GIVEN EXERCISE – Copy each line with the word "decorated" in it.

Data records –
--- Begin ---

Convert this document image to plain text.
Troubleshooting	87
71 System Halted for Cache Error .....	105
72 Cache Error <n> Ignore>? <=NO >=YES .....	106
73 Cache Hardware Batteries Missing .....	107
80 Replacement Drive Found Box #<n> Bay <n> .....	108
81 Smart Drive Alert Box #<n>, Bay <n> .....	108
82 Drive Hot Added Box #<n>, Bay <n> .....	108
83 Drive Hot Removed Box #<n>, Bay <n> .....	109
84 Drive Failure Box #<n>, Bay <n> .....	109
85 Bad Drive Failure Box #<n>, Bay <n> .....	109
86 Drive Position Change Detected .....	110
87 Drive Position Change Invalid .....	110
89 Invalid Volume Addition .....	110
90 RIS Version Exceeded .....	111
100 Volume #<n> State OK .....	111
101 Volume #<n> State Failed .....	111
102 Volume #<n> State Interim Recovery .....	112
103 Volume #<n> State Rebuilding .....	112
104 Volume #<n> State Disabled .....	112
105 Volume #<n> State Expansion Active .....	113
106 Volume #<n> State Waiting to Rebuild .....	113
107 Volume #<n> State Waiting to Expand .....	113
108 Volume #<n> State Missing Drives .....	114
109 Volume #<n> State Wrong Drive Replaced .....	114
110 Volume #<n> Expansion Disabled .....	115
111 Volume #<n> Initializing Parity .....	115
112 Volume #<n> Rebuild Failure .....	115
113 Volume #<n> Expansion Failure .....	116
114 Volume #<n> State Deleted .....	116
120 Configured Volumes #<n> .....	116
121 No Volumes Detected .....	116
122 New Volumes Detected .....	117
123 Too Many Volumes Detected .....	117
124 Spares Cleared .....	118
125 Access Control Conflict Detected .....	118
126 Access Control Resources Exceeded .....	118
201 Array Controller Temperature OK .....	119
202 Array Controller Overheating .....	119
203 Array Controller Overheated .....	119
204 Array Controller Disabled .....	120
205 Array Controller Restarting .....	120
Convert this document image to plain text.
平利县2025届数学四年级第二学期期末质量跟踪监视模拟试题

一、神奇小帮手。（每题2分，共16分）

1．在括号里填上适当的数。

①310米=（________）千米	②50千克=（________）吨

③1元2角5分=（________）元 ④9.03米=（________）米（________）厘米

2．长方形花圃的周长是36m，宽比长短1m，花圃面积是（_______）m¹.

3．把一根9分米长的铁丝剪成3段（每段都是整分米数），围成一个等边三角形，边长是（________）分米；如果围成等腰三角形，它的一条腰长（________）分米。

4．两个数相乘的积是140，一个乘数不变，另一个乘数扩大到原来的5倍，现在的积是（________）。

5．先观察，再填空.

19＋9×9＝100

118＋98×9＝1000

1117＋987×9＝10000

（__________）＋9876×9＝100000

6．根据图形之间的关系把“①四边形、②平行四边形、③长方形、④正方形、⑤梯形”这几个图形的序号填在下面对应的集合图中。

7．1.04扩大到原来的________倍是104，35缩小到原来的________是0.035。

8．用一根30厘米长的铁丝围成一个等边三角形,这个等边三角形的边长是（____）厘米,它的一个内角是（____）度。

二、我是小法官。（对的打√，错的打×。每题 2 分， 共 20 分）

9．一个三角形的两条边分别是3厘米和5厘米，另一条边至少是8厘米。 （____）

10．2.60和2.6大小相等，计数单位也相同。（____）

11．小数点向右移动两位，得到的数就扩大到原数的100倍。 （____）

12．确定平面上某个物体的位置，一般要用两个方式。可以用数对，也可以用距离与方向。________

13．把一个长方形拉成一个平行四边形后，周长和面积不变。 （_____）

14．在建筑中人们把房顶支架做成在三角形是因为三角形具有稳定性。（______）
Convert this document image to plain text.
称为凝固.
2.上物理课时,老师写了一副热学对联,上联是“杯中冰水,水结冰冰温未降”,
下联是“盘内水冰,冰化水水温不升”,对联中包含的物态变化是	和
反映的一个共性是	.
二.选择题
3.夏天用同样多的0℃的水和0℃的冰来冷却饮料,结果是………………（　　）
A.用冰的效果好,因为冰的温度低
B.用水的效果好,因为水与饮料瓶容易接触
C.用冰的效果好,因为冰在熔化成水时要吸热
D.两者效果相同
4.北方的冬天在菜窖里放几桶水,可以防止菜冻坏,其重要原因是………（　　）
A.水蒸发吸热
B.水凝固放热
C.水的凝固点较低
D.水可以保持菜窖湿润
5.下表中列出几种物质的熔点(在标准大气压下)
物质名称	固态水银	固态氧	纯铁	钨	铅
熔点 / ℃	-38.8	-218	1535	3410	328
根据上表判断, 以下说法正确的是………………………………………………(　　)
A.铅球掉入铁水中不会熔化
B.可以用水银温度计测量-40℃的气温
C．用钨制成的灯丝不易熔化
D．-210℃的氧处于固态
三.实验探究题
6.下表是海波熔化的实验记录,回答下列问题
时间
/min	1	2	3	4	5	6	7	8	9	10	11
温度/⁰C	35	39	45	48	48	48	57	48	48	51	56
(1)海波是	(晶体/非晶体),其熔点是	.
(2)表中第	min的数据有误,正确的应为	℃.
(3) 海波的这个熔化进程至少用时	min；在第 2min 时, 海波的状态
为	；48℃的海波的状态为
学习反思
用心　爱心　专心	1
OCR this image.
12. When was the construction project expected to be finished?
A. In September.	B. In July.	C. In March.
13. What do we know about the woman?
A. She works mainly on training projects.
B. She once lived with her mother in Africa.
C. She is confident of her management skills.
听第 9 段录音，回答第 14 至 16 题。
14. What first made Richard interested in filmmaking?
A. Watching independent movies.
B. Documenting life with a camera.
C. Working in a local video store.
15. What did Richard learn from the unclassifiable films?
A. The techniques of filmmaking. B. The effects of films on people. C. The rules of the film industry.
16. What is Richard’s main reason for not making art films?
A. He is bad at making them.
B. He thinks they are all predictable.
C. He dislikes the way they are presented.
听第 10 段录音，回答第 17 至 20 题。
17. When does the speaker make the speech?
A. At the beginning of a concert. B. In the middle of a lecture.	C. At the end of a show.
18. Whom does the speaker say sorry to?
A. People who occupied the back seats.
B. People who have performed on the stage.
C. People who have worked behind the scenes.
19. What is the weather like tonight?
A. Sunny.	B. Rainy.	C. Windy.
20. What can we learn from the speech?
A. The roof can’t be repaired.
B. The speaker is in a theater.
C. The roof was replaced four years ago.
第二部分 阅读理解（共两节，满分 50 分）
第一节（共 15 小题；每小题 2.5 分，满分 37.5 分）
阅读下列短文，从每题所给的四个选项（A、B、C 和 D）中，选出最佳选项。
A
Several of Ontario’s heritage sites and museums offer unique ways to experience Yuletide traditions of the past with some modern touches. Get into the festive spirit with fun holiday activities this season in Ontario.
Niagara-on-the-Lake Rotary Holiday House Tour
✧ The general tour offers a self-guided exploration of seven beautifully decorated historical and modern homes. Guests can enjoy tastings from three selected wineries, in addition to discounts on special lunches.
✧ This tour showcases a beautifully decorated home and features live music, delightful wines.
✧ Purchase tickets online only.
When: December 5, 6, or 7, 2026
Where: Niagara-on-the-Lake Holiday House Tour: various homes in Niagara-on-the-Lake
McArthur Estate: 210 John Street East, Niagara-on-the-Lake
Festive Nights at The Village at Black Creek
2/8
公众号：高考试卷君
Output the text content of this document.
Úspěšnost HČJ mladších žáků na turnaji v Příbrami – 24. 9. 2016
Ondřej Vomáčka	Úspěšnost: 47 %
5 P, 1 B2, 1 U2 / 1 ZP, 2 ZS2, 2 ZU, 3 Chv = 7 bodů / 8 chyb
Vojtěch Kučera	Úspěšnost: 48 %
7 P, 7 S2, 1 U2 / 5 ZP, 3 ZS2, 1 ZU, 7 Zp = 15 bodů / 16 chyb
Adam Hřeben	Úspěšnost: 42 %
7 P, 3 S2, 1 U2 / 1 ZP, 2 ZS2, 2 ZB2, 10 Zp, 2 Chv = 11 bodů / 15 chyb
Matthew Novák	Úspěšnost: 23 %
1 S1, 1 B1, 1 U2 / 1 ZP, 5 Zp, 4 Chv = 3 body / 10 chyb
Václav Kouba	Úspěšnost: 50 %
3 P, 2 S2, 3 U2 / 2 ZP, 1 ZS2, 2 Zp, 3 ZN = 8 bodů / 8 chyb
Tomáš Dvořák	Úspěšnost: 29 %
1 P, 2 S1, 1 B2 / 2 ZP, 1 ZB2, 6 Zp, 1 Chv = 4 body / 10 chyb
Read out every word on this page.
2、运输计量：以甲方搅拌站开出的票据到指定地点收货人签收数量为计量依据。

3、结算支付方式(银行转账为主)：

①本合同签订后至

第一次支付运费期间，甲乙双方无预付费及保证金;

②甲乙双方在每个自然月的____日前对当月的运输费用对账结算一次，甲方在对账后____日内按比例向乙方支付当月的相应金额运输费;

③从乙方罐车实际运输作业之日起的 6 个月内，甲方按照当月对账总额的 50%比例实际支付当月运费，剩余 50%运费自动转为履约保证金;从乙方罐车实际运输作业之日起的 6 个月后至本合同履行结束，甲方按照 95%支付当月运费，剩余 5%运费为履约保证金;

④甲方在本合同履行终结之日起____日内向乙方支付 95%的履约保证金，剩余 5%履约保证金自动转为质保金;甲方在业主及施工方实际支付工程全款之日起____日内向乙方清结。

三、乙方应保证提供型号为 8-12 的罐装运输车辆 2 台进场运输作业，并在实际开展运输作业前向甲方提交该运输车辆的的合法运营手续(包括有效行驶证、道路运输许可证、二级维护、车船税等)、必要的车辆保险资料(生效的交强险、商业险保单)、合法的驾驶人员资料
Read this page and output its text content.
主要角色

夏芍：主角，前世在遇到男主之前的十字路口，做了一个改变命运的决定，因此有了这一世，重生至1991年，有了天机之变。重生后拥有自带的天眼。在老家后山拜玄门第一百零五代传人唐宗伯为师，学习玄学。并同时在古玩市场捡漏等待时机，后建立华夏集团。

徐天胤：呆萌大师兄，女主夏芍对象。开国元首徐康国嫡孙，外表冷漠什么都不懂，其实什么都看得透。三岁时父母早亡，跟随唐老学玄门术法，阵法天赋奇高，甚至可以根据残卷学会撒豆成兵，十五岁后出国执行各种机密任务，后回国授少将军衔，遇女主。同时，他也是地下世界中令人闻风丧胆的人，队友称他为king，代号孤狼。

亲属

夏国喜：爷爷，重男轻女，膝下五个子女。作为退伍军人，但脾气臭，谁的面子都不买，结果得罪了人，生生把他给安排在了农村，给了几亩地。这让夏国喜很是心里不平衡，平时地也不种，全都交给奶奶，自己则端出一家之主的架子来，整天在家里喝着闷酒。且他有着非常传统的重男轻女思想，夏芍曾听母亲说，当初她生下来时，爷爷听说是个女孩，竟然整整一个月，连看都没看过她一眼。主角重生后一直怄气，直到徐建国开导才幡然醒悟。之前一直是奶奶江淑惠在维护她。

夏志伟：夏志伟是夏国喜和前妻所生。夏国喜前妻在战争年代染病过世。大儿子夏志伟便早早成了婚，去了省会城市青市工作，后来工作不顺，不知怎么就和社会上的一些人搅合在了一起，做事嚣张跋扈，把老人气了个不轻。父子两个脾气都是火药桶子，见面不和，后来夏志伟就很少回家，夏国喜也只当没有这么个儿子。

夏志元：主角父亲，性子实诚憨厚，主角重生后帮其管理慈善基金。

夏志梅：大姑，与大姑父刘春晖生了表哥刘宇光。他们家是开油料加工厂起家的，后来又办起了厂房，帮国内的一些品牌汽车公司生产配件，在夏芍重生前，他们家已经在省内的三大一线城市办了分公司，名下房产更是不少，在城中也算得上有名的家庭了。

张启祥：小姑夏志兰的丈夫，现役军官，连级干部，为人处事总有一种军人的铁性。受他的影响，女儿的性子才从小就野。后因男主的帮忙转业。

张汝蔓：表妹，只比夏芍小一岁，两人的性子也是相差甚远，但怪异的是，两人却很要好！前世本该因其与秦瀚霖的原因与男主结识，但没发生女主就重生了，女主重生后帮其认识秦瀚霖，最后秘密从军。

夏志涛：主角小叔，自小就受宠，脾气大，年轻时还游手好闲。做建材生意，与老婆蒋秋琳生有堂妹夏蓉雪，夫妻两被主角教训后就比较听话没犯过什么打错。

--- End ---

THE COMPLETED TASK –
✧ The general tour offers a self-guided exploration of seven beautifully decorated historical and modern homes. Guests can enjoy tastings from three selected wineries, in addition to discounts on special lunches.
✧ This tour showcases a beautifully decorated home and features live music, delightful wines.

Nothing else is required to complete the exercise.